• _Task requirements_
Pull out every line below that contains the word "управления".

• _Dataset records_
◇ ◇ ◇ ◇

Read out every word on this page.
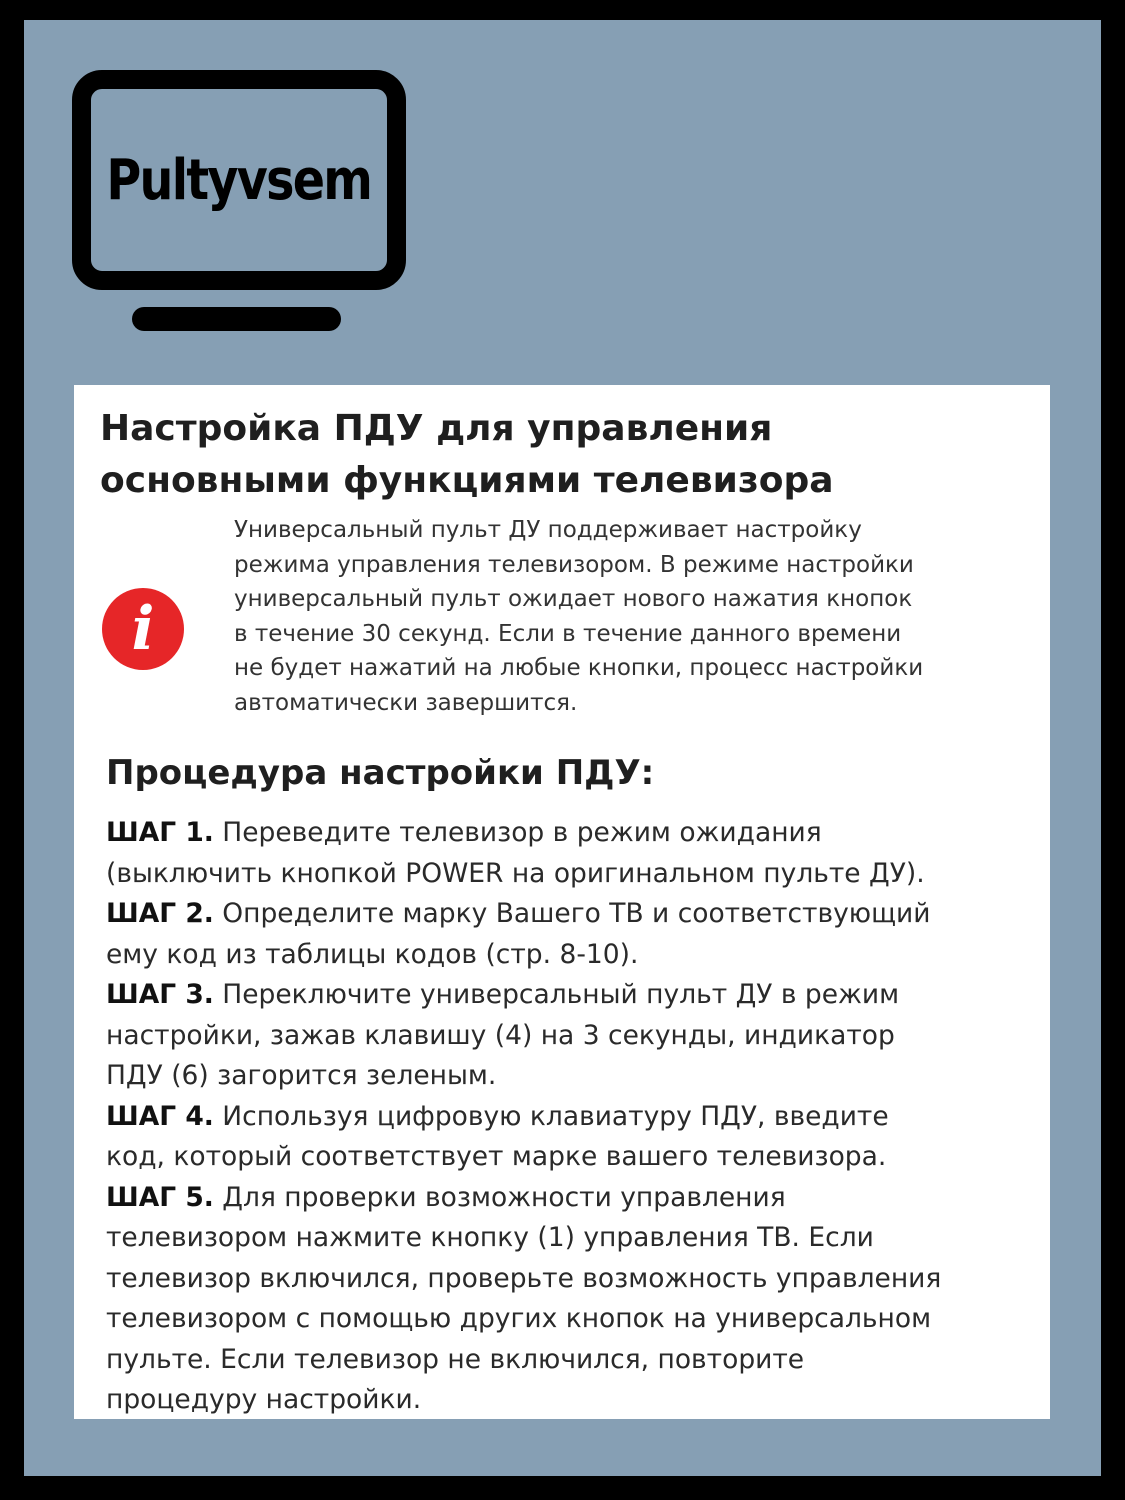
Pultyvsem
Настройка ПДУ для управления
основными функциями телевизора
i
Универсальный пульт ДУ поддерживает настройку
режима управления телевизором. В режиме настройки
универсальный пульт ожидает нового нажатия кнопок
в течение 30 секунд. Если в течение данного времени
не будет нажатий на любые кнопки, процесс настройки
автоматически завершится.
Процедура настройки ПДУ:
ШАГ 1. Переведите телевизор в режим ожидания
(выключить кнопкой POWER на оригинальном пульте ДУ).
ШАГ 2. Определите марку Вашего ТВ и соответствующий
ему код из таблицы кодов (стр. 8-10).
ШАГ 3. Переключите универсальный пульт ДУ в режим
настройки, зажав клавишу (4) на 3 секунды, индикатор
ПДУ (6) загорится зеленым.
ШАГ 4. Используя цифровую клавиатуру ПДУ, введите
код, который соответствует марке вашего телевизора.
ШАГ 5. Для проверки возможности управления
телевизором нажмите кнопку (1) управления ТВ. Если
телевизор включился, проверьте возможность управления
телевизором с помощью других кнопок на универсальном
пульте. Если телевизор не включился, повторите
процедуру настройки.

◇ ◇ ◇ ◇

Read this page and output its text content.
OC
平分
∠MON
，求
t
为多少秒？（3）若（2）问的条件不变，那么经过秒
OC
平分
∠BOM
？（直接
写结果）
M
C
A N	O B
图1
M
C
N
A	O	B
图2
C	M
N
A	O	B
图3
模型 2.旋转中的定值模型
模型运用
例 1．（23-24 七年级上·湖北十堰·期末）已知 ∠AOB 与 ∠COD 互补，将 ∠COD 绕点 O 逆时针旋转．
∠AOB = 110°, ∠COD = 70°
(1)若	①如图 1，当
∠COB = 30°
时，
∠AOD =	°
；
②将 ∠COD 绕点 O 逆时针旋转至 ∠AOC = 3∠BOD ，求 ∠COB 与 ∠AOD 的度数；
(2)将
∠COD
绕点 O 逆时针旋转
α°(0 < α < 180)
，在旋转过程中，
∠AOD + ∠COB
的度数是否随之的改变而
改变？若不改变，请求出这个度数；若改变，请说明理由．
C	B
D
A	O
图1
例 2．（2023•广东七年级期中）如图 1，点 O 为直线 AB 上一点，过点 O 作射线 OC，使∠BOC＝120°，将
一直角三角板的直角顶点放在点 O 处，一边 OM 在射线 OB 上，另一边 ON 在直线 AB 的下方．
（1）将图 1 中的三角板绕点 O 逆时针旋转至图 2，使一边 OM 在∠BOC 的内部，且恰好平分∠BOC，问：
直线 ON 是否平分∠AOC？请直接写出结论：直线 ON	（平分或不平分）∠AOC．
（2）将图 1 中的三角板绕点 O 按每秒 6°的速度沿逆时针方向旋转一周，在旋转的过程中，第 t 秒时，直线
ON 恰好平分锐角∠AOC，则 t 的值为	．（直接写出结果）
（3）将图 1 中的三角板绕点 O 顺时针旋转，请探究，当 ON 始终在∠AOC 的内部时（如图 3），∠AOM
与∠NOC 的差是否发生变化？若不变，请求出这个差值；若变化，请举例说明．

◇ ◇ ◇ ◇

• _Task solution_
Настройка ПДУ для управления
режима управления телевизором. В режиме настройки
ШАГ 5. Для проверки возможности управления
телевизором нажмите кнопку (1) управления ТВ. Если
телевизор включился, проверьте возможность управления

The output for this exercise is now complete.